Instruction:
Transcribe the records in full, keeping every character as it is.

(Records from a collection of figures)
▽

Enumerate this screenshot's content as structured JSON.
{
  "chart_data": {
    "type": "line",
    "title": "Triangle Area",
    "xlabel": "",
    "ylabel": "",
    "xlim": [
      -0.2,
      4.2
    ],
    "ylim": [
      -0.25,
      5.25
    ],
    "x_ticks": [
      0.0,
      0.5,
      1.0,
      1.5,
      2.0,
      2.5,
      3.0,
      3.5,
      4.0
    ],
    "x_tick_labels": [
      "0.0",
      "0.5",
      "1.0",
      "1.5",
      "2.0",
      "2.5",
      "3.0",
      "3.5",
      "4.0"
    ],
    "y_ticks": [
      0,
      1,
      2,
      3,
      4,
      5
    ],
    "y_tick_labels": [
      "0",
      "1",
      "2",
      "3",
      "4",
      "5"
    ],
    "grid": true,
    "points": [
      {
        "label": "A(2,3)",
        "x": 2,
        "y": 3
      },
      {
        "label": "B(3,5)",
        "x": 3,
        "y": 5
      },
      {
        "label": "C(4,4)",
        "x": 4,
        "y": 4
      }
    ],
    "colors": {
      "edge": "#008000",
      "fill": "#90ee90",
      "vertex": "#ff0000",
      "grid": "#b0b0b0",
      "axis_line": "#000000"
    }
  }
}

△

Answer for the task:
Enumerate this screenshot's content as structured JSON.
{
  "chart_data": {
    "type": "line",
    "title": "Triangle Area",
    "xlabel": "",
    "ylabel": "",
    "xlim": [
      -0.2,
      4.2
    ],
    "ylim": [
      -0.25,
      5.25
    ],
    "x_ticks": [
      0.0,
      0.5,
      1.0,
      1.5,
      2.0,
      2.5,
      3.0,
      3.5,
      4.0
    ],
    "x_tick_labels": [
      "0.0",
      "0.5",
      "1.0",
      "1.5",
      "2.0",
      "2.5",
      "3.0",
      "3.5",
      "4.0"
    ],
    "y_ticks": [
      0,
      1,
      2,
      3,
      4,
      5
    ],
    "y_tick_labels": [
      "0",
      "1",
      "2",
      "3",
      "4",
      "5"
    ],
    "grid": true,
    "points": [
      {
        "label": "A(2,3)",
        "x": 2,
        "y": 3
      },
      {
        "label": "B(3,5)",
        "x": 3,
        "y": 5
      },
      {
        "label": "C(4,4)",
        "x": 4,
        "y": 4
      }
    ],
    "colors": {
      "edge": "#008000",
      "fill": "#90ee90",
      "vertex": "#ff0000",
      "grid": "#b0b0b0",
      "axis_line": "#000000"
    }
  }
}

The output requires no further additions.